What needs to be done
What follows is a listing. Return every line of it exactly.

Supplied material
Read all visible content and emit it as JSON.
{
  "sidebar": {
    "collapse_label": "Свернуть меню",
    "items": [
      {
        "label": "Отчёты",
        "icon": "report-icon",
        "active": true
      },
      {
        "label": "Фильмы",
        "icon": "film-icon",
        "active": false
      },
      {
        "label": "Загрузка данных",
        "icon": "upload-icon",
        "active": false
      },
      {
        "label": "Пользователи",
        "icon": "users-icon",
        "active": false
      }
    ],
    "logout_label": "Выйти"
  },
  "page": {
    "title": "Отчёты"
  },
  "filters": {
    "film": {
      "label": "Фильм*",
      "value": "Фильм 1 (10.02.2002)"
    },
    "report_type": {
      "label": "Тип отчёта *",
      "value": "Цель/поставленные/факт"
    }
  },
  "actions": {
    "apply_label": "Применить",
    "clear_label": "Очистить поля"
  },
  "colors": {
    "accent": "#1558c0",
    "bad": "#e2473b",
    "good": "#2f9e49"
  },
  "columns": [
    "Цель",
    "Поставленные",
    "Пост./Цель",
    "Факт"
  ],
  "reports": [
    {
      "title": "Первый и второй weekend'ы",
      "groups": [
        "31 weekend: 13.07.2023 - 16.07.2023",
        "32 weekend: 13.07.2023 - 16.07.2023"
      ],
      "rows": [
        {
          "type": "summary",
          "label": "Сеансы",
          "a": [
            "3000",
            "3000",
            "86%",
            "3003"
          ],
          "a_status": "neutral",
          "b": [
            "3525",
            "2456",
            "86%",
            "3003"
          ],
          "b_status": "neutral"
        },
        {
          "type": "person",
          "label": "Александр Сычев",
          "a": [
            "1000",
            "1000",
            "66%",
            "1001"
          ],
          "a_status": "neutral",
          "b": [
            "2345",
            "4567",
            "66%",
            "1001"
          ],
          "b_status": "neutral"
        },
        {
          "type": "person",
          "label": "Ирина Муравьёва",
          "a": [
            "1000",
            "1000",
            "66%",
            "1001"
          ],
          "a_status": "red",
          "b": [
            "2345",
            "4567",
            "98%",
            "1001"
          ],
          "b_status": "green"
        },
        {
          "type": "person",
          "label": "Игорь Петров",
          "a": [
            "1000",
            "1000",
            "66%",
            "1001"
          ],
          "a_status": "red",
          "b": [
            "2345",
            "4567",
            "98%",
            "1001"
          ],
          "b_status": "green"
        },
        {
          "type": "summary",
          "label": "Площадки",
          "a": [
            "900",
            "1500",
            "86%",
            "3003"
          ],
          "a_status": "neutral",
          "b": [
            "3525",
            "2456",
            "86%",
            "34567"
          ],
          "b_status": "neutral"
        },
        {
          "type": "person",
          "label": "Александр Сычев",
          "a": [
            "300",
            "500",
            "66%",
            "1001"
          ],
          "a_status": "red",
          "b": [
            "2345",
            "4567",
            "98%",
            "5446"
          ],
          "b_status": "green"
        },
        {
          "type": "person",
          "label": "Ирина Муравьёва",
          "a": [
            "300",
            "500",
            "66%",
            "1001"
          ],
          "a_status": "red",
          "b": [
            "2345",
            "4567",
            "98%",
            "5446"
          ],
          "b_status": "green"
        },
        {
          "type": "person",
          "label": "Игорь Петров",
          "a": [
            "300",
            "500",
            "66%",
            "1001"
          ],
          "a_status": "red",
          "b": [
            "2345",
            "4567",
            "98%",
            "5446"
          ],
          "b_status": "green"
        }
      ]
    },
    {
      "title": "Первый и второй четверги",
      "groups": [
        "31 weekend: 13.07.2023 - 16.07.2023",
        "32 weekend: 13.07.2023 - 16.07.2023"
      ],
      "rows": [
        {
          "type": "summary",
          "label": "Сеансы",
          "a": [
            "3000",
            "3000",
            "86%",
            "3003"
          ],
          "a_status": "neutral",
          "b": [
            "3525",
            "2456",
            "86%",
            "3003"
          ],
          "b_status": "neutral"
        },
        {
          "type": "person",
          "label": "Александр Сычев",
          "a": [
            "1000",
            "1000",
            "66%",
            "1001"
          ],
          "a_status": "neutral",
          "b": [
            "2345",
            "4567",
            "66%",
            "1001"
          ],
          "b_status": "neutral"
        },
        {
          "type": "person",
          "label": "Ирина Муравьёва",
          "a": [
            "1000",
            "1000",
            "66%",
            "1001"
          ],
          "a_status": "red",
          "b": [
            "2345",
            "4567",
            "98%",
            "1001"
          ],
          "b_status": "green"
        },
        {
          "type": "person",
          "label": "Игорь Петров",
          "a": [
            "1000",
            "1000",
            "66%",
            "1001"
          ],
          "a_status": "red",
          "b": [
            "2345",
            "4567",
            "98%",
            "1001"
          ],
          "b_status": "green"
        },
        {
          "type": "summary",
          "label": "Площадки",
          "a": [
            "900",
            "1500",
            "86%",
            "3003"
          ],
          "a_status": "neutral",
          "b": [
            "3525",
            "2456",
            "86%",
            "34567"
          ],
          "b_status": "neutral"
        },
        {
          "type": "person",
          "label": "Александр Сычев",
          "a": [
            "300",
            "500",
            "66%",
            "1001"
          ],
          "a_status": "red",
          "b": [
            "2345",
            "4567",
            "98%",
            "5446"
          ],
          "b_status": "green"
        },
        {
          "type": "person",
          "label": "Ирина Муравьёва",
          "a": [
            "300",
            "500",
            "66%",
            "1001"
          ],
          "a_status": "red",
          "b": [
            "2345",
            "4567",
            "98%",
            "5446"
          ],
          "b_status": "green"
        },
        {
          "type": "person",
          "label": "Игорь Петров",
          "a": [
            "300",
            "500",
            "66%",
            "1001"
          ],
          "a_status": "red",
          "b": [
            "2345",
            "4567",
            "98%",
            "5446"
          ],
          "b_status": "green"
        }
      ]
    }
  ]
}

Result for this exercise
Read all visible content and emit it as JSON.
{
  "sidebar": {
    "collapse_label": "Свернуть меню",
    "items": [
      {
        "label": "Отчёты",
        "icon": "report-icon",
        "active": true
      },
      {
        "label": "Фильмы",
        "icon": "film-icon",
        "active": false
      },
      {
        "label": "Загрузка данных",
        "icon": "upload-icon",
        "active": false
      },
      {
        "label": "Пользователи",
        "icon": "users-icon",
        "active": false
      }
    ],
    "logout_label": "Выйти"
  },
  "page": {
    "title": "Отчёты"
  },
  "filters": {
    "film": {
      "label": "Фильм*",
      "value": "Фильм 1 (10.02.2002)"
    },
    "report_type": {
      "label": "Тип отчёта *",
      "value": "Цель/поставленные/факт"
    }
  },
  "actions": {
    "apply_label": "Применить",
    "clear_label": "Очистить поля"
  },
  "colors": {
    "accent": "#1558c0",
    "bad": "#e2473b",
    "good": "#2f9e49"
  },
  "columns": [
    "Цель",
    "Поставленные",
    "Пост./Цель",
    "Факт"
  ],
  "reports": [
    {
      "title": "Первый и второй weekend'ы",
      "groups": [
        "31 weekend: 13.07.2023 - 16.07.2023",
        "32 weekend: 13.07.2023 - 16.07.2023"
      ],
      "rows": [
        {
          "type": "summary",
          "label": "Сеансы",
          "a": [
            "3000",
            "3000",
            "86%",
            "3003"
          ],
          "a_status": "neutral",
          "b": [
            "3525",
            "2456",
            "86%",
            "3003"
          ],
          "b_status": "neutral"
        },
        {
          "type": "person",
          "label": "Александр Сычев",
          "a": [
            "1000",
            "1000",
            "66%",
            "1001"
          ],
          "a_status": "neutral",
          "b": [
            "2345",
            "4567",
            "66%",
            "1001"
          ],
          "b_status": "neutral"
        },
        {
          "type": "person",
          "label": "Ирина Муравьёва",
          "a": [
            "1000",
            "1000",
            "66%",
            "1001"
          ],
          "a_status": "red",
          "b": [
            "2345",
            "4567",
            "98%",
            "1001"
          ],
          "b_status": "green"
        },
        {
          "type": "person",
          "label": "Игорь Петров",
          "a": [
            "1000",
            "1000",
            "66%",
            "1001"
          ],
          "a_status": "red",
          "b": [
            "2345",
            "4567",
            "98%",
            "1001"
          ],
          "b_status": "green"
        },
        {
          "type": "summary",
          "label": "Площадки",
          "a": [
            "900",
            "1500",
            "86%",
            "3003"
          ],
          "a_status": "neutral",
          "b": [
            "3525",
            "2456",
            "86%",
            "34567"
          ],
          "b_status": "neutral"
        },
        {
          "type": "person",
          "label": "Александр Сычев",
          "a": [
            "300",
            "500",
            "66%",
            "1001"
          ],
          "a_status": "red",
          "b": [
            "2345",
            "4567",
            "98%",
            "5446"
          ],
          "b_status": "green"
        },
        {
          "type": "person",
          "label": "Ирина Муравьёва",
          "a": [
            "300",
            "500",
            "66%",
            "1001"
          ],
          "a_status": "red",
          "b": [
            "2345",
            "4567",
            "98%",
            "5446"
          ],
          "b_status": "green"
        },
        {
          "type": "person",
          "label": "Игорь Петров",
          "a": [
            "300",
            "500",
            "66%",
            "1001"
          ],
          "a_status": "red",
          "b": [
            "2345",
            "4567",
            "98%",
            "5446"
          ],
          "b_status": "green"
        }
      ]
    },
    {
      "title": "Первый и второй четверги",
      "groups": [
        "31 weekend: 13.07.2023 - 16.07.2023",
        "32 weekend: 13.07.2023 - 16.07.2023"
      ],
      "rows": [
        {
          "type": "summary",
          "label": "Сеансы",
          "a": [
            "3000",
            "3000",
            "86%",
            "3003"
          ],
          "a_status": "neutral",
          "b": [
            "3525",
            "2456",
            "86%",
            "3003"
          ],
          "b_status": "neutral"
        },
        {
          "type": "person",
          "label": "Александр Сычев",
          "a": [
            "1000",
            "1000",
            "66%",
            "1001"
          ],
          "a_status": "neutral",
          "b": [
            "2345",
            "4567",
            "66%",
            "1001"
          ],
          "b_status": "neutral"
        },
        {
          "type": "person",
          "label": "Ирина Муравьёва",
          "a": [
            "1000",
            "1000",
            "66%",
            "1001"
          ],
          "a_status": "red",
          "b": [
            "2345",
            "4567",
            "98%",
            "1001"
          ],
          "b_status": "green"
        },
        {
          "type": "person",
          "label": "Игорь Петров",
          "a": [
            "1000",
            "1000",
            "66%",
            "1001"
          ],
          "a_status": "red",
          "b": [
            "2345",
            "4567",
            "98%",
            "1001"
          ],
          "b_status": "green"
        },
        {
          "type": "summary",
          "label": "Площадки",
          "a": [
            "900",
            "1500",
            "86%",
            "3003"
          ],
          "a_status": "neutral",
          "b": [
            "3525",
            "2456",
            "86%",
            "34567"
          ],
          "b_status": "neutral"
        },
        {
          "type": "person",
          "label": "Александр Сычев",
          "a": [
            "300",
            "500",
            "66%",
            "1001"
          ],
          "a_status": "red",
          "b": [
            "2345",
            "4567",
            "98%",
            "5446"
          ],
          "b_status": "green"
        },
        {
          "type": "person",
          "label": "Ирина Муравьёва",
          "a": [
            "300",
            "500",
            "66%",
            "1001"
          ],
          "a_status": "red",
          "b": [
            "2345",
            "4567",
            "98%",
            "5446"
          ],
          "b_status": "green"
        },
        {
          "type": "person",
          "label": "Игорь Петров",
          "a": [
            "300",
            "500",
            "66%",
            "1001"
          ],
          "a_status": "red",
          "b": [
            "2345",
            "4567",
            "98%",
            "5446"
          ],
          "b_status": "green"
        }
      ]
    }
  ]
}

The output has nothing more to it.